Dataset rows about figures:
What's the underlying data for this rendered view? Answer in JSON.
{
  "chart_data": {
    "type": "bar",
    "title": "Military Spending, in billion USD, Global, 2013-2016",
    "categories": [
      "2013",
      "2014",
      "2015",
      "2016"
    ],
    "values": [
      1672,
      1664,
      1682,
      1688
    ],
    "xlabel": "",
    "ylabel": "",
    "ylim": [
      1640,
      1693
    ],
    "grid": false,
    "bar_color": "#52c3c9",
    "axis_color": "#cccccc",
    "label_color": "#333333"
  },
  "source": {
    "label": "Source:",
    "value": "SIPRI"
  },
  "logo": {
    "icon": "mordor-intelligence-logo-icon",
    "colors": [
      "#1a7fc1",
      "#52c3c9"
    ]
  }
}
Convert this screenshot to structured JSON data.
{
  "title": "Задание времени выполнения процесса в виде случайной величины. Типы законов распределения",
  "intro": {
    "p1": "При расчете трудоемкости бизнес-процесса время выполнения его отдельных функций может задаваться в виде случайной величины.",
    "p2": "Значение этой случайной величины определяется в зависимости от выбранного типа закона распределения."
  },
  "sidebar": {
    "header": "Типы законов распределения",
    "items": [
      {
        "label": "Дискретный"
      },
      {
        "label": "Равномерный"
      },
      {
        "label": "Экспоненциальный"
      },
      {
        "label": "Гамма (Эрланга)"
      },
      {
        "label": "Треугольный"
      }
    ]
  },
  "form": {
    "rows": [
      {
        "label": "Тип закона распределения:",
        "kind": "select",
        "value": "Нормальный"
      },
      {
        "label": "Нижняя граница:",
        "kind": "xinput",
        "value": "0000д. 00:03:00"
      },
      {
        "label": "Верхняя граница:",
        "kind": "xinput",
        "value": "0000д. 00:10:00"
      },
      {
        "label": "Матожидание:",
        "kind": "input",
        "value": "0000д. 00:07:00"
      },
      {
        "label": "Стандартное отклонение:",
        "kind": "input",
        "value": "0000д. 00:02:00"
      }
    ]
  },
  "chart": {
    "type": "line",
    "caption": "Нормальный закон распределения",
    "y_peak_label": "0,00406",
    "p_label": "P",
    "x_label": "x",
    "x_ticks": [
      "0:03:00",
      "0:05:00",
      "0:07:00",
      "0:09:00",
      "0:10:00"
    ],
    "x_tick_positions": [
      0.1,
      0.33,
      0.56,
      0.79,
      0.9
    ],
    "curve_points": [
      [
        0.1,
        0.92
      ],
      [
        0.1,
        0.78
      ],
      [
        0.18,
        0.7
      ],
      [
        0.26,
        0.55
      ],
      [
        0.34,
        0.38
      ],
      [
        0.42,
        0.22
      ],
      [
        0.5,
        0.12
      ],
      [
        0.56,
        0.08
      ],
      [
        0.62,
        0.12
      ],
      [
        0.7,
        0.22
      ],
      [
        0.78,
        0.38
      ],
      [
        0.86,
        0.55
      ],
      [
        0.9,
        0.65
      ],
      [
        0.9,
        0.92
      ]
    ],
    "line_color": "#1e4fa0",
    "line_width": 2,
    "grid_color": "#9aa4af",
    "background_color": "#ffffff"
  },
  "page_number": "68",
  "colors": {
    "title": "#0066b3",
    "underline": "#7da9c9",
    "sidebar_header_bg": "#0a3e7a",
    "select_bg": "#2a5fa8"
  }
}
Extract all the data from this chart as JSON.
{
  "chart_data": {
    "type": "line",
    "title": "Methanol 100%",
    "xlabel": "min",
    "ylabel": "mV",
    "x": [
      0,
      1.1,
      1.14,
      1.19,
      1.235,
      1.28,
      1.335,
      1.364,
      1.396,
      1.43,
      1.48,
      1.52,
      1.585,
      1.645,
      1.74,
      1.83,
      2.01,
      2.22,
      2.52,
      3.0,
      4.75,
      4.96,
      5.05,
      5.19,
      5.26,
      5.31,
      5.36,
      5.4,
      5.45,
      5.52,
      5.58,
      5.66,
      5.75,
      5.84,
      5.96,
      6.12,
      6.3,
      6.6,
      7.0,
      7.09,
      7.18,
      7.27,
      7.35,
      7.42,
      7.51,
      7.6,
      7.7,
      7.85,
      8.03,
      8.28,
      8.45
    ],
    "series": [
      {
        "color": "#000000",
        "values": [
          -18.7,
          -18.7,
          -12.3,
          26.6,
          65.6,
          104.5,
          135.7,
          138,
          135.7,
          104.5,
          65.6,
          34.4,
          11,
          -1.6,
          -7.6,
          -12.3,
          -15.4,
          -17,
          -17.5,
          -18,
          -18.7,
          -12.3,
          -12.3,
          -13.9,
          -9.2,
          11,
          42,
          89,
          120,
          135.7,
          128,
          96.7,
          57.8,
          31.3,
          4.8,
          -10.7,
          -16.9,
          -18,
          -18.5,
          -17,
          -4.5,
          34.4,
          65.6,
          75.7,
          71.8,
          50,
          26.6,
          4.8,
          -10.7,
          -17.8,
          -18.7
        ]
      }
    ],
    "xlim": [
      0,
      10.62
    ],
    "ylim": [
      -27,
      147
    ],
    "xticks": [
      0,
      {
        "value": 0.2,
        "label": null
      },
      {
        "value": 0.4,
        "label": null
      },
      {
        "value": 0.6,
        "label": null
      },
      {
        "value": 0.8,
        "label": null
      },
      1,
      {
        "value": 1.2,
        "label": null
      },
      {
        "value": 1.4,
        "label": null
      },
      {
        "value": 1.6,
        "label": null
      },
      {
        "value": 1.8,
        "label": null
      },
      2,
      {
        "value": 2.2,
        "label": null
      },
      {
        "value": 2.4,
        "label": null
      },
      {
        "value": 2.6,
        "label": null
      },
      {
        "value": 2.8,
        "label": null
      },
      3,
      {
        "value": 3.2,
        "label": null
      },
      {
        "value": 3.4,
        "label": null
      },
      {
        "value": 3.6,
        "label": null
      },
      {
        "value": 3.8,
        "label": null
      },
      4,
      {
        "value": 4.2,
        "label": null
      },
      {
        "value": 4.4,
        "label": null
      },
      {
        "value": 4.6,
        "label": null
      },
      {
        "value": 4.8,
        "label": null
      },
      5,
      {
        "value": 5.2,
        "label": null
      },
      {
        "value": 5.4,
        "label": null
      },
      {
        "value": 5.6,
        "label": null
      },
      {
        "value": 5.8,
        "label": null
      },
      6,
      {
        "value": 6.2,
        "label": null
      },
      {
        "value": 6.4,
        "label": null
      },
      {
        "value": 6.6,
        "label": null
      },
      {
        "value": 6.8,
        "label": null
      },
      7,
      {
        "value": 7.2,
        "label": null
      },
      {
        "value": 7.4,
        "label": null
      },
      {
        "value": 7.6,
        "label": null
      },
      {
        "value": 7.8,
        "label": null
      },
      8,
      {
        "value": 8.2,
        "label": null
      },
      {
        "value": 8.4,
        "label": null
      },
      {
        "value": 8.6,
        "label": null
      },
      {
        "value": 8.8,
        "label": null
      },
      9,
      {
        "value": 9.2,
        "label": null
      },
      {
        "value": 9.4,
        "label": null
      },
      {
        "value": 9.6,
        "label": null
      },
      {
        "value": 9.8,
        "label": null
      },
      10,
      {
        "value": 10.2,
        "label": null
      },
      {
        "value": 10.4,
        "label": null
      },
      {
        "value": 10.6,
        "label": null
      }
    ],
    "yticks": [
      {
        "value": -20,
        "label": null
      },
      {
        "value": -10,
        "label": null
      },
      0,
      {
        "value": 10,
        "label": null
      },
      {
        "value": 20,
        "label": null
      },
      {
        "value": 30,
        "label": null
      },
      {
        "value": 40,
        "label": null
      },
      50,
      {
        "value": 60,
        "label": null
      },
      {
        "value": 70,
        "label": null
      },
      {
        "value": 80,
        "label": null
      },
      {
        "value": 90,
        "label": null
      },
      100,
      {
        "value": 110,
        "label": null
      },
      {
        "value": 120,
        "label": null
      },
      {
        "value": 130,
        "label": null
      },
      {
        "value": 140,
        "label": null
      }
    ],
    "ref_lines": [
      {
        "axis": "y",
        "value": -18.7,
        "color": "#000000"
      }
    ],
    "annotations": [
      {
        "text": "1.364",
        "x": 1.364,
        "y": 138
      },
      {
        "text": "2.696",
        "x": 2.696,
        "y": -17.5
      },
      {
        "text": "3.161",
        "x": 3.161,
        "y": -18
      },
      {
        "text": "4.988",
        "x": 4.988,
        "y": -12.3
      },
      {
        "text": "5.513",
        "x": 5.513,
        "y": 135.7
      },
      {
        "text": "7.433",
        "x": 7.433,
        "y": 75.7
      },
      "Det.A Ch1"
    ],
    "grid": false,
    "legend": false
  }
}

Directive:
Pick out every line holding the string "виде" and return it.

Written solution:
  "title": "Задание времени выполнения процесса в виде случайной величины. Типы законов распределения",
    "p1": "При расчете трудоемкости бизнес-процесса время выполнения его отдельных функций может задаваться в виде случайной величины.",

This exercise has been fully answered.